# [Your task]
Take from the listing each line that has the string "madres".

(Stored data)
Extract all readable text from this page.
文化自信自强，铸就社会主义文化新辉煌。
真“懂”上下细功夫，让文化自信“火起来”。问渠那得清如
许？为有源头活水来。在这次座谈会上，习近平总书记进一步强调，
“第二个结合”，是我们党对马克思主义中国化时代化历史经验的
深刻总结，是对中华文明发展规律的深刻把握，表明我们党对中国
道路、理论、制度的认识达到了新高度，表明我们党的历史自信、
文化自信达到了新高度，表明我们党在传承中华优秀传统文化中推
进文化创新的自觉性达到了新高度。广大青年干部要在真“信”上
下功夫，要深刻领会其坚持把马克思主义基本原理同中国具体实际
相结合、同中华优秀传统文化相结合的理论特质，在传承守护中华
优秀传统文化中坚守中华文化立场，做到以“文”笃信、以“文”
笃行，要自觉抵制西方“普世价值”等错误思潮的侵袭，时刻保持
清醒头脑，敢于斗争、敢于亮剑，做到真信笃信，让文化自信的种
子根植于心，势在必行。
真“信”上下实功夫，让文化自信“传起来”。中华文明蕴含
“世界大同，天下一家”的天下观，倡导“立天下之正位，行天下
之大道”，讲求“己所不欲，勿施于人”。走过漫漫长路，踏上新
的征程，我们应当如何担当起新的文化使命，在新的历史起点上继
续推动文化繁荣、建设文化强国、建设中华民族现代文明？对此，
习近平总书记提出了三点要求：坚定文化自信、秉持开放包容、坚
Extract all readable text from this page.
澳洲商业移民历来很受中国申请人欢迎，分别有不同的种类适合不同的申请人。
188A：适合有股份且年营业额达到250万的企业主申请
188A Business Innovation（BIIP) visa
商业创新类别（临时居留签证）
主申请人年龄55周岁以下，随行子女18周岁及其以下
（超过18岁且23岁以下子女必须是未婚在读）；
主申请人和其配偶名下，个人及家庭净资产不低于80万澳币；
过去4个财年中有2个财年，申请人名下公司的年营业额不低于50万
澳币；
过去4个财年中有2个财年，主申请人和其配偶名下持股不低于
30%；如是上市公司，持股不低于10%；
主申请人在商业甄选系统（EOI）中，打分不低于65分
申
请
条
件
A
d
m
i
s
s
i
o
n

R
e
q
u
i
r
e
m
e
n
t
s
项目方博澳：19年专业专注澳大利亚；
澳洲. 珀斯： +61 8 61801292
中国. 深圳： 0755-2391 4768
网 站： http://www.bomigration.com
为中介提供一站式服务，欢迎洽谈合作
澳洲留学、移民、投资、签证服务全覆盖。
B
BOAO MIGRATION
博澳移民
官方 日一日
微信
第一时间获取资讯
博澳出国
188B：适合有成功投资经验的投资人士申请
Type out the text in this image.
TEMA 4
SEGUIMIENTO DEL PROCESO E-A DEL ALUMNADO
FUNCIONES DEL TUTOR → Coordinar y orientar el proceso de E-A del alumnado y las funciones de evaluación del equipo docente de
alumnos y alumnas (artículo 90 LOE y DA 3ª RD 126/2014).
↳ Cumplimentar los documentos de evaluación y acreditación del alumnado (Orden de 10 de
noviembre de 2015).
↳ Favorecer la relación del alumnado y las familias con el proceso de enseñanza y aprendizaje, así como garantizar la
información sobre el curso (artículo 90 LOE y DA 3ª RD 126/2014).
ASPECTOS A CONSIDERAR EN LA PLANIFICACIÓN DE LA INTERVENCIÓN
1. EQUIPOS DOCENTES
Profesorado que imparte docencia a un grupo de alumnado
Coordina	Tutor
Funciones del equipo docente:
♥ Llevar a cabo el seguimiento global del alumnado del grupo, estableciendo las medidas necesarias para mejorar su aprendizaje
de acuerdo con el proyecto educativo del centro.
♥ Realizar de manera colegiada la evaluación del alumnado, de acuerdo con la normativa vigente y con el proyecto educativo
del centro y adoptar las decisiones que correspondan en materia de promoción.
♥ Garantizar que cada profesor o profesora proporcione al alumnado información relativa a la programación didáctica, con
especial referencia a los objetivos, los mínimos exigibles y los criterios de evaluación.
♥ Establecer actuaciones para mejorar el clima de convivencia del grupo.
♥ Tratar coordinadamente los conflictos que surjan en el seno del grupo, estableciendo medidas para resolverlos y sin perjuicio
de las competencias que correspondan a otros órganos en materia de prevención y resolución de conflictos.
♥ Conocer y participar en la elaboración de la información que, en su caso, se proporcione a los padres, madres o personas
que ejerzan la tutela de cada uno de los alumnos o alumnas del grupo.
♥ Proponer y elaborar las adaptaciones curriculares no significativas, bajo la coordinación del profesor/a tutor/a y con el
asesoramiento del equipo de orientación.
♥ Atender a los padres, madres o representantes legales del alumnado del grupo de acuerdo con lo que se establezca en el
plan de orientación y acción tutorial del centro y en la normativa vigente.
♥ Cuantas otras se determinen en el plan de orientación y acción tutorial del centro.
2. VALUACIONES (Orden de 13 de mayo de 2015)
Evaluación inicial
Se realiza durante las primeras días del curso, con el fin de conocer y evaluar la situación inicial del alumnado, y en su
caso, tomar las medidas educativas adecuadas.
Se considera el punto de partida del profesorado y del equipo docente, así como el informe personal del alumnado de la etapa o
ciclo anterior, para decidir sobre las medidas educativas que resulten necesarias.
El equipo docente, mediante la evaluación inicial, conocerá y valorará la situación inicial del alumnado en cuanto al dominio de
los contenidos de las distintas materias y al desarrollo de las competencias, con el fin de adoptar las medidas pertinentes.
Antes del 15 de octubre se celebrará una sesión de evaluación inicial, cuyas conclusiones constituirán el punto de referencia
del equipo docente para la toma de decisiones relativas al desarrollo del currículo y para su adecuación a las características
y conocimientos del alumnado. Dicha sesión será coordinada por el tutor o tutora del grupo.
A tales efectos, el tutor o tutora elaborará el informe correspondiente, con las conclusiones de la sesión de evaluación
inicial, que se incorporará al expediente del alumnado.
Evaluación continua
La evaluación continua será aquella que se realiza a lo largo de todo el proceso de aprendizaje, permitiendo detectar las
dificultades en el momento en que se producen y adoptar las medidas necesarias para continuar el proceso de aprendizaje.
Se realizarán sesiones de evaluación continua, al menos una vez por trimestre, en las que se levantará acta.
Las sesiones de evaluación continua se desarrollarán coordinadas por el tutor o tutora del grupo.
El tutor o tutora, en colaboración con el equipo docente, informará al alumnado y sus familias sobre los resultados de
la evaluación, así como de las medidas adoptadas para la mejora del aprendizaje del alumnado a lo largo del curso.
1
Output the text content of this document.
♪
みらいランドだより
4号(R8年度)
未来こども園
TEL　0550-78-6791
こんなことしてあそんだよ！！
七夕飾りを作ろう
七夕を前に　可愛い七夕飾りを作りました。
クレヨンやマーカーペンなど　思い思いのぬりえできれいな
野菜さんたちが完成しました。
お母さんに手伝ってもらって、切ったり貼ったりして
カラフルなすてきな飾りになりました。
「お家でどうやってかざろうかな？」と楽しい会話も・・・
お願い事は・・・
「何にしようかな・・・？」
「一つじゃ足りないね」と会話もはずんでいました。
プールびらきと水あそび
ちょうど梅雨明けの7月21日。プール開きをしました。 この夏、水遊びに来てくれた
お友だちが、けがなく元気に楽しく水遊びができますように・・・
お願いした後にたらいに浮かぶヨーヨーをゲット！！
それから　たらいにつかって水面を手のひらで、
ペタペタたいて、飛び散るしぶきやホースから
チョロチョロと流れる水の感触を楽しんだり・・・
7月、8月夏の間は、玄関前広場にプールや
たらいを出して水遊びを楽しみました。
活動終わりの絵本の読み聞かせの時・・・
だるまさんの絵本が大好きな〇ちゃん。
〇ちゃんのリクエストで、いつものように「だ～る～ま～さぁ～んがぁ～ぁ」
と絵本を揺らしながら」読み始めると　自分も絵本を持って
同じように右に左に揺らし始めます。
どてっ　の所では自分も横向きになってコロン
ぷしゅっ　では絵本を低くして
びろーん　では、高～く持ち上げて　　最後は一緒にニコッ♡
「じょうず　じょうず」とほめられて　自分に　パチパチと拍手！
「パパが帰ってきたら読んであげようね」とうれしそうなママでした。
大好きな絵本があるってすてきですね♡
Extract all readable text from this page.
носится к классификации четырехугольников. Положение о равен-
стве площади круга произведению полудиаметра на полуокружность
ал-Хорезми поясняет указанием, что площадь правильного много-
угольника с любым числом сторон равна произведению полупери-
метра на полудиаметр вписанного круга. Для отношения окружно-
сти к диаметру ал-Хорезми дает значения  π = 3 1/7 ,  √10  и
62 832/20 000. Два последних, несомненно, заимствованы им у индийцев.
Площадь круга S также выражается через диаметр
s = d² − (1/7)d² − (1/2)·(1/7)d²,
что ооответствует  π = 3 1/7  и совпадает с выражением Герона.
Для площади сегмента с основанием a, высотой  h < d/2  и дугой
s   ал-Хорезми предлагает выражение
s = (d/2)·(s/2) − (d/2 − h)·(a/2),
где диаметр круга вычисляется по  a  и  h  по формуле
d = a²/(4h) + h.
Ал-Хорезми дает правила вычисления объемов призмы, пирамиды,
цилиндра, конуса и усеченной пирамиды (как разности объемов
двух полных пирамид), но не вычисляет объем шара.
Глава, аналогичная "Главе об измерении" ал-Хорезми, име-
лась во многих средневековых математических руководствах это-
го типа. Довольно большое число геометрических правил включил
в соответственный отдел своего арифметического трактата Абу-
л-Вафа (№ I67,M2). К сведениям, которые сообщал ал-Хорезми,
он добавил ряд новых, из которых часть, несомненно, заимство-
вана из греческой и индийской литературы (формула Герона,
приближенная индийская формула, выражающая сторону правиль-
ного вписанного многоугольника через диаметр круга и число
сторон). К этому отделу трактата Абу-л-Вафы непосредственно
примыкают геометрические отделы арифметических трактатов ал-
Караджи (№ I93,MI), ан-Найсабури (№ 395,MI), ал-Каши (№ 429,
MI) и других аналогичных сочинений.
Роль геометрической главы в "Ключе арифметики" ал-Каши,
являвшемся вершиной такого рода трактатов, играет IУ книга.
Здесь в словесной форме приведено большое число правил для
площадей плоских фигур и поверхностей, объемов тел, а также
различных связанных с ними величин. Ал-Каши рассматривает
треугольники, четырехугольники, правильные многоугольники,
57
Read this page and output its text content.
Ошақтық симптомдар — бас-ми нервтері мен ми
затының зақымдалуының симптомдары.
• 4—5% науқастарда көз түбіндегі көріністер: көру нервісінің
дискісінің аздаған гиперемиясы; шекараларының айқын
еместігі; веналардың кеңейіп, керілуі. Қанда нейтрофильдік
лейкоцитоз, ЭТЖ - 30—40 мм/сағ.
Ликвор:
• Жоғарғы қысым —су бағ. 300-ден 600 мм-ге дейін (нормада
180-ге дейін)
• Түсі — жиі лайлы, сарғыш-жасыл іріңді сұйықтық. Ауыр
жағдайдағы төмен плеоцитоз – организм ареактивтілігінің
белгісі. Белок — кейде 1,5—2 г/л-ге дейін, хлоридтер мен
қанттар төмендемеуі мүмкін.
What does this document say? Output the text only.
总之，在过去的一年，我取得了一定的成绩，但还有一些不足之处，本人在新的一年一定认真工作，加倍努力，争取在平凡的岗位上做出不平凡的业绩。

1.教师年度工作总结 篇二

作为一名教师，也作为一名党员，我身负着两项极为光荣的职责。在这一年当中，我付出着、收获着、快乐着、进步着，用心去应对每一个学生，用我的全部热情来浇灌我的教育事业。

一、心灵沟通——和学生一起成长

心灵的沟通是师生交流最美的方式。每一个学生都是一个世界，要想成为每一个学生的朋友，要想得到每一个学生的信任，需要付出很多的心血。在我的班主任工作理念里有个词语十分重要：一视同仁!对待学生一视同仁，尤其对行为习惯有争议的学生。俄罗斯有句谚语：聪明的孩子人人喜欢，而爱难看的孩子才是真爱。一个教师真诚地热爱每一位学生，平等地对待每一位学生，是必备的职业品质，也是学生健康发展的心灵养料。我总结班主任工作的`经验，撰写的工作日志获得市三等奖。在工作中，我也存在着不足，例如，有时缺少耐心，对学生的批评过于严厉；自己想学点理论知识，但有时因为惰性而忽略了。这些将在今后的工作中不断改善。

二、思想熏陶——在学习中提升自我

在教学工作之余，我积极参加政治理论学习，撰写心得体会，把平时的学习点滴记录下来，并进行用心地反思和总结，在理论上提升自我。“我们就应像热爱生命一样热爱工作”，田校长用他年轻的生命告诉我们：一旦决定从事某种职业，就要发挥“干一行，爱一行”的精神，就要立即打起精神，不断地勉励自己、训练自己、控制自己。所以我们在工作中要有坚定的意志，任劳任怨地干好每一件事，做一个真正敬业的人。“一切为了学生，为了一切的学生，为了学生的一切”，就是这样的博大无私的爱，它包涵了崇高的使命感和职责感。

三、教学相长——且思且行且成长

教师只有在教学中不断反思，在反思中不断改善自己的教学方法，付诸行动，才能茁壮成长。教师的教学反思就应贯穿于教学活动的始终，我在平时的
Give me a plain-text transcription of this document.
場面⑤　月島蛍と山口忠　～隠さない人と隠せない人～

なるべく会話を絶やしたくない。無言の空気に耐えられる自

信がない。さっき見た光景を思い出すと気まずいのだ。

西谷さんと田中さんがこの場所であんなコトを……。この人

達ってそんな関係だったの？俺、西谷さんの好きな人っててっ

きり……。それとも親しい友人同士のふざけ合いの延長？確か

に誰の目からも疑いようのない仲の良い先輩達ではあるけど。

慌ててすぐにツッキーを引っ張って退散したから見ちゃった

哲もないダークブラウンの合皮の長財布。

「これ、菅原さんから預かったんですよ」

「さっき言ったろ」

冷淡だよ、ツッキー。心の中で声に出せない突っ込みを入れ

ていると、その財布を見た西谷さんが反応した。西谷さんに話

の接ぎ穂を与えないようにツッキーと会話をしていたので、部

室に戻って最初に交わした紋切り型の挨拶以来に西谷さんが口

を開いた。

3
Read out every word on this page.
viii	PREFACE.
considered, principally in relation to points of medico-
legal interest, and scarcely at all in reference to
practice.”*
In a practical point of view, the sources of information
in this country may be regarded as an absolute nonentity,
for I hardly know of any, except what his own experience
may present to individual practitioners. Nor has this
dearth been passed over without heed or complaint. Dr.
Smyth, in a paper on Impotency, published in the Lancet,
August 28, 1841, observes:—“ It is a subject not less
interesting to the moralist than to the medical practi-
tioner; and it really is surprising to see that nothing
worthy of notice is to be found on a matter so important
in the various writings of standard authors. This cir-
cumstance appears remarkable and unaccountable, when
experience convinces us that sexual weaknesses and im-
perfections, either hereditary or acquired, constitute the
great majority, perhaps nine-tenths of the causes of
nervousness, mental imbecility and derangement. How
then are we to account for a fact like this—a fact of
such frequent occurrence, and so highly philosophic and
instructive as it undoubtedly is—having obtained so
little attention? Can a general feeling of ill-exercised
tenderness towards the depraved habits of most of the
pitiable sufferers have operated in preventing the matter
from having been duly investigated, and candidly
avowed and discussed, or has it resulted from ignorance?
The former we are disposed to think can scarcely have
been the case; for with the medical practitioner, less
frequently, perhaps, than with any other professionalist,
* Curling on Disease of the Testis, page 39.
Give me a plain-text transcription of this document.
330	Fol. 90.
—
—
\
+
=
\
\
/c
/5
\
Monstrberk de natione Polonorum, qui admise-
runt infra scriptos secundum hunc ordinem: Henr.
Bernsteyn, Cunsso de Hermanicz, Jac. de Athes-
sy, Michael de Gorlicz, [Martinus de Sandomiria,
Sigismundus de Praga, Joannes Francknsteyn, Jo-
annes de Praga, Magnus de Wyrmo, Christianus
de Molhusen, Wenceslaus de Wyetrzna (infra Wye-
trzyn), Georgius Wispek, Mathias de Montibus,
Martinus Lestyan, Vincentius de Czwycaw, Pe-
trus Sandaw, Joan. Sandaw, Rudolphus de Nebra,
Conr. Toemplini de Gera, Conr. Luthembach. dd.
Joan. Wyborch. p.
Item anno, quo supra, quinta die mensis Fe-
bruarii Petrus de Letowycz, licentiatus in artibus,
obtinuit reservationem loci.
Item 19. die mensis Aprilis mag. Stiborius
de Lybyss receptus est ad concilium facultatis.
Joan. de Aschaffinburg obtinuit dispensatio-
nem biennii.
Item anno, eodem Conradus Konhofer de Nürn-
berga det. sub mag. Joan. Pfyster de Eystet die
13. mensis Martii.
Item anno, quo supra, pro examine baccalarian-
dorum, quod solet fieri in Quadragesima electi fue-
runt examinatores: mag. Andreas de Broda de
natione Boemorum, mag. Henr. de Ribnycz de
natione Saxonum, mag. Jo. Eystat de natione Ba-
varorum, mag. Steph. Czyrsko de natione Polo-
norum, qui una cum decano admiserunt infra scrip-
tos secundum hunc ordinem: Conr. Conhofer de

# [Result below]
♥ Conocer y participar en la elaboración de la información que, en su caso, se proporcione a los padres, madres o personas
♥ Atender a los padres, madres o representantes legales del alumnado del grupo de acuerdo con lo que se establezca en el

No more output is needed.